**DO THIS**
Check each line of the records below for the word "both" and copy those where it appears.

((

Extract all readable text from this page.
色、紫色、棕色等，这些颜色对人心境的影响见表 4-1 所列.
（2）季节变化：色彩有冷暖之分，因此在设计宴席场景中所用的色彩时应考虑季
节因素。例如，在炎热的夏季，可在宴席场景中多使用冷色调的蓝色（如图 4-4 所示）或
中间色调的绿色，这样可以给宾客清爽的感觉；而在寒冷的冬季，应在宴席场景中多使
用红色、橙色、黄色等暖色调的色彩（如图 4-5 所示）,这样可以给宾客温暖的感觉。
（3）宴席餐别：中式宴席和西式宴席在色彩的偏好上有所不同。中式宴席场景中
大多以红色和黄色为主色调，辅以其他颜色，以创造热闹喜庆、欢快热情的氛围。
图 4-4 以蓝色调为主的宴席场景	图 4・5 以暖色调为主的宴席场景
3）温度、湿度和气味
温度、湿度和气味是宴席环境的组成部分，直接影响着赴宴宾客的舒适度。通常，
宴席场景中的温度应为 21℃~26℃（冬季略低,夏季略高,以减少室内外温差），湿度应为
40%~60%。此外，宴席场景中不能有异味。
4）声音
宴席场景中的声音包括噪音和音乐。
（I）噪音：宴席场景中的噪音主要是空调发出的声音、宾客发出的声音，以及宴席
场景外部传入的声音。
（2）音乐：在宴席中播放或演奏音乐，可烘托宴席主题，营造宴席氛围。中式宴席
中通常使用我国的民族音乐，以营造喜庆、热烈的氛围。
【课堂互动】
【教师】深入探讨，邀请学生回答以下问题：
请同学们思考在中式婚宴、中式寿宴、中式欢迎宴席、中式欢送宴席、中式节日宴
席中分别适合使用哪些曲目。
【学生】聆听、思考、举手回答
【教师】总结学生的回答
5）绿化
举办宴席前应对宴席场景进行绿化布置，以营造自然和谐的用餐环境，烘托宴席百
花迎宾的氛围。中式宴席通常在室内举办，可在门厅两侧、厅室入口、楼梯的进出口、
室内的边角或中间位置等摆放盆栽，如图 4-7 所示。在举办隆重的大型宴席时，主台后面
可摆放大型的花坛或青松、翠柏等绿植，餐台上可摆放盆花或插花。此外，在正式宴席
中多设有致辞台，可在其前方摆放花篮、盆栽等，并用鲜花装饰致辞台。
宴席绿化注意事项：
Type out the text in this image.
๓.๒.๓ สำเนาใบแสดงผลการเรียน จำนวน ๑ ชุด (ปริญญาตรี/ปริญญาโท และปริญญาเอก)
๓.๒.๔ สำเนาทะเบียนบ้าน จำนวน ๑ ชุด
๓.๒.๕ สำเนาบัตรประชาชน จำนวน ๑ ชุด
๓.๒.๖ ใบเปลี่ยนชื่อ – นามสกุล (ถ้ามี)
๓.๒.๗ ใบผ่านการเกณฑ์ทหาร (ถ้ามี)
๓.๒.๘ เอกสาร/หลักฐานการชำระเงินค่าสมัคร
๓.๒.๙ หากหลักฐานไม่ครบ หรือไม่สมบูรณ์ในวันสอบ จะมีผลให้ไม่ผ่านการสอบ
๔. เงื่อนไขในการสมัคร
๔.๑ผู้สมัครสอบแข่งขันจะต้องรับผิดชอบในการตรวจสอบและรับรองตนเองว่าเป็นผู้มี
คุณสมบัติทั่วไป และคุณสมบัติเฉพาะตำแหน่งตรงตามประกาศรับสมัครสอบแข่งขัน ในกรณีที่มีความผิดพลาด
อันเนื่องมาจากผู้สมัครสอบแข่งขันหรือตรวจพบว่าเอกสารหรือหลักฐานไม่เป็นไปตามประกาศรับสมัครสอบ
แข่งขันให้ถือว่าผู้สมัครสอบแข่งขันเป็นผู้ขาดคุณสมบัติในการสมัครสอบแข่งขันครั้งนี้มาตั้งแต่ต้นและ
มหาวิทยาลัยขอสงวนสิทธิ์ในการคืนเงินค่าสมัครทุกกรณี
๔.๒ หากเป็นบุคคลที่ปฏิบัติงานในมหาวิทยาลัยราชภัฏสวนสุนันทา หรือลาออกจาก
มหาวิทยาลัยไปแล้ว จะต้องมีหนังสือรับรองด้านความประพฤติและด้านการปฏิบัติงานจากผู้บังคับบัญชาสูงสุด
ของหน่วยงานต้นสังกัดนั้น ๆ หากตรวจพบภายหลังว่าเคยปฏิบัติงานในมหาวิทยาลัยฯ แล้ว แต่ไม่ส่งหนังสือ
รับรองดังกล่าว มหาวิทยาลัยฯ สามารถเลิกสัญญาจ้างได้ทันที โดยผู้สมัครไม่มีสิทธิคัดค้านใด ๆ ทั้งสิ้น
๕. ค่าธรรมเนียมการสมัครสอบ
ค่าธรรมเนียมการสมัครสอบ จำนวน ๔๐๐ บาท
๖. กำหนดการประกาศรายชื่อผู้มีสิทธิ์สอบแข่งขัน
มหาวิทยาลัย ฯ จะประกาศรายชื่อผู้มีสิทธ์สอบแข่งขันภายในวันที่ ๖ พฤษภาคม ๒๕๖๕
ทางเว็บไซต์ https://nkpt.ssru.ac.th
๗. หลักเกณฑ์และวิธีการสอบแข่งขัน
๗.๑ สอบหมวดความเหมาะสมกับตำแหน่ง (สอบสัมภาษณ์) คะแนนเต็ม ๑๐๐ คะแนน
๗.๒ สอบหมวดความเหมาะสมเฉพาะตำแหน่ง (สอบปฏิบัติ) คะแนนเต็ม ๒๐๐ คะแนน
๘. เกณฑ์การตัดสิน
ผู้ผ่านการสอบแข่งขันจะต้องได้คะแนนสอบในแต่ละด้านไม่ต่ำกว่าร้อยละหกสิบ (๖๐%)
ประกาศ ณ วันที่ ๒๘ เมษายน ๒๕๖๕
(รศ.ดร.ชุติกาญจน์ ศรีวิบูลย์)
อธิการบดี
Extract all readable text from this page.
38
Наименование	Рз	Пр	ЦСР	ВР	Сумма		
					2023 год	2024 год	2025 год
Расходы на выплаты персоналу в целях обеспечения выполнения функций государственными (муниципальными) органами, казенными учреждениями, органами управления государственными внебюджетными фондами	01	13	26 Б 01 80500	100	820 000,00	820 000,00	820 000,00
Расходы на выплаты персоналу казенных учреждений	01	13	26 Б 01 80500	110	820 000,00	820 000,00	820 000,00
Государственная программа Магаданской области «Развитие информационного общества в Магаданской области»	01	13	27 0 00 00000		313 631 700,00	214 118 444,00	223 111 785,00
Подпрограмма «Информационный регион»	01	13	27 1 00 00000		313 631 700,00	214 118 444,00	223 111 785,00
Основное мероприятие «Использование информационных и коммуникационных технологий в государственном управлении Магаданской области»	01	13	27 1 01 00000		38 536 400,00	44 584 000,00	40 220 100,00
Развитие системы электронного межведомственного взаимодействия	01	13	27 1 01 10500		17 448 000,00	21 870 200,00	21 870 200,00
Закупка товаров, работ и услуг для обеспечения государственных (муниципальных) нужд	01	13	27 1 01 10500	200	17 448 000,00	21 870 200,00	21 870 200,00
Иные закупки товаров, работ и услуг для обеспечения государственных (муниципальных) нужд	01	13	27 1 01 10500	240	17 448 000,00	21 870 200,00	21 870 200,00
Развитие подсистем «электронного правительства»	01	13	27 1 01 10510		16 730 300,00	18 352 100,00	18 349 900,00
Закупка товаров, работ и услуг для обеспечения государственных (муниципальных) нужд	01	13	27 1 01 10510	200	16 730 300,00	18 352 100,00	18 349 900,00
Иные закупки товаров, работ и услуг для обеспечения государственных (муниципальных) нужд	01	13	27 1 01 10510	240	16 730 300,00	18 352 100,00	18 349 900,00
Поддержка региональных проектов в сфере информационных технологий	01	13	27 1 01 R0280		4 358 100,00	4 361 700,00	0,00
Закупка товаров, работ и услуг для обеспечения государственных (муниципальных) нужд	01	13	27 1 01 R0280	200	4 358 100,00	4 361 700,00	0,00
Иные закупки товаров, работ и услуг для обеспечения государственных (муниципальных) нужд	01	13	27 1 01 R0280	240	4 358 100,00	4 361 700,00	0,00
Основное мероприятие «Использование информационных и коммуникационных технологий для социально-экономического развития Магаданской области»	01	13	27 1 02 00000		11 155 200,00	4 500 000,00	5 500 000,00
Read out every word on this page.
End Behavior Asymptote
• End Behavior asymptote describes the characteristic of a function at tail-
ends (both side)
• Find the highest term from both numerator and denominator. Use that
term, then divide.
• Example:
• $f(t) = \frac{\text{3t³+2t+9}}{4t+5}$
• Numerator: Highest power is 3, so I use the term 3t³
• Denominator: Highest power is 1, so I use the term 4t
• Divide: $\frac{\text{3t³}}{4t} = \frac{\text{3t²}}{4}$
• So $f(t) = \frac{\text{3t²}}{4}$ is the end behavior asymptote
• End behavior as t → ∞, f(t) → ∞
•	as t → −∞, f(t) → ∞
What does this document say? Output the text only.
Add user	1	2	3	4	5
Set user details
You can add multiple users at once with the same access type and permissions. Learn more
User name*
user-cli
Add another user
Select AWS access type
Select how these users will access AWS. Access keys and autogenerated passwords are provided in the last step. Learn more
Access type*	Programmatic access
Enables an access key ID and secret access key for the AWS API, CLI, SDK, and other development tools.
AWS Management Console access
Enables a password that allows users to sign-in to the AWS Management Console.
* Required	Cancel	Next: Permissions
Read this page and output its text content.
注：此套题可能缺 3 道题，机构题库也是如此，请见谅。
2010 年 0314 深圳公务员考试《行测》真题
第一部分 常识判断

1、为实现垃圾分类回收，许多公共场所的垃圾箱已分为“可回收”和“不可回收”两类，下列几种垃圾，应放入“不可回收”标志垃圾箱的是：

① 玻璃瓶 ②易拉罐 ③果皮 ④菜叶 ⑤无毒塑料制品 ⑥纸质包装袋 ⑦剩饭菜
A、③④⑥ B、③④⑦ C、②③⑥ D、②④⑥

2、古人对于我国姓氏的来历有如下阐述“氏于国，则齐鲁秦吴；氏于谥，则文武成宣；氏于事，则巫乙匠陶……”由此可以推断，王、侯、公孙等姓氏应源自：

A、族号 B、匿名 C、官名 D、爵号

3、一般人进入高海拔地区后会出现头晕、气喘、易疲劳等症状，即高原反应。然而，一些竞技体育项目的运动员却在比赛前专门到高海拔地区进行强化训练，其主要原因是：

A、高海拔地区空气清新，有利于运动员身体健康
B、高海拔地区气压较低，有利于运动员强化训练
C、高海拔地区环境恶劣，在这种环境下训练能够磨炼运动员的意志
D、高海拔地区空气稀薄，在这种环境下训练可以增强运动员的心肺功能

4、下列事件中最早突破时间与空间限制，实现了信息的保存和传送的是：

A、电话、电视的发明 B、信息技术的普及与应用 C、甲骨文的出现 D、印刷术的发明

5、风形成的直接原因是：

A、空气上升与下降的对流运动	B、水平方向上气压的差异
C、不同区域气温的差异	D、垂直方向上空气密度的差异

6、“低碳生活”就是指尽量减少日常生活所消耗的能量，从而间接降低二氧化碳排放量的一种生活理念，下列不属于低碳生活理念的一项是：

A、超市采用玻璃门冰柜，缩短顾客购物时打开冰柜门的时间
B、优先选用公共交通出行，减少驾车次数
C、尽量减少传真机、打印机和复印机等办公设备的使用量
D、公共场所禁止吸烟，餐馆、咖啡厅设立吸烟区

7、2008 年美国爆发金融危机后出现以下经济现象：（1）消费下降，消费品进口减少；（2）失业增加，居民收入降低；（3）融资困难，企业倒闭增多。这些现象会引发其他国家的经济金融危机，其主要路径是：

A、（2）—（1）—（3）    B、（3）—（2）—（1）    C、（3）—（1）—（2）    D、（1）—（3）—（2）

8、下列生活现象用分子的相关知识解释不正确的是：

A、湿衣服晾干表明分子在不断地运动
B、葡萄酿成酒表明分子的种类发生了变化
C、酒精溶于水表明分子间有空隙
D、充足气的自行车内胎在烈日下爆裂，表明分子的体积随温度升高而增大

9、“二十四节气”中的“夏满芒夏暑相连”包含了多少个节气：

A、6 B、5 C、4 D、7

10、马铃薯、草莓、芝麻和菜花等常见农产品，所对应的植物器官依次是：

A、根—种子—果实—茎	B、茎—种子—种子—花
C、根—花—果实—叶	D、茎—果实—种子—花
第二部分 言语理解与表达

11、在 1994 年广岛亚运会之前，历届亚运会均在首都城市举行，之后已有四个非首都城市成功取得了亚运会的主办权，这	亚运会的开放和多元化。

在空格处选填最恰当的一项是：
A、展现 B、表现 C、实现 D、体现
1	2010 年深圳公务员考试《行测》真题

))

**IN RESPONSE**
ends (both side)
• Find the highest term from both numerator and denominator. Use that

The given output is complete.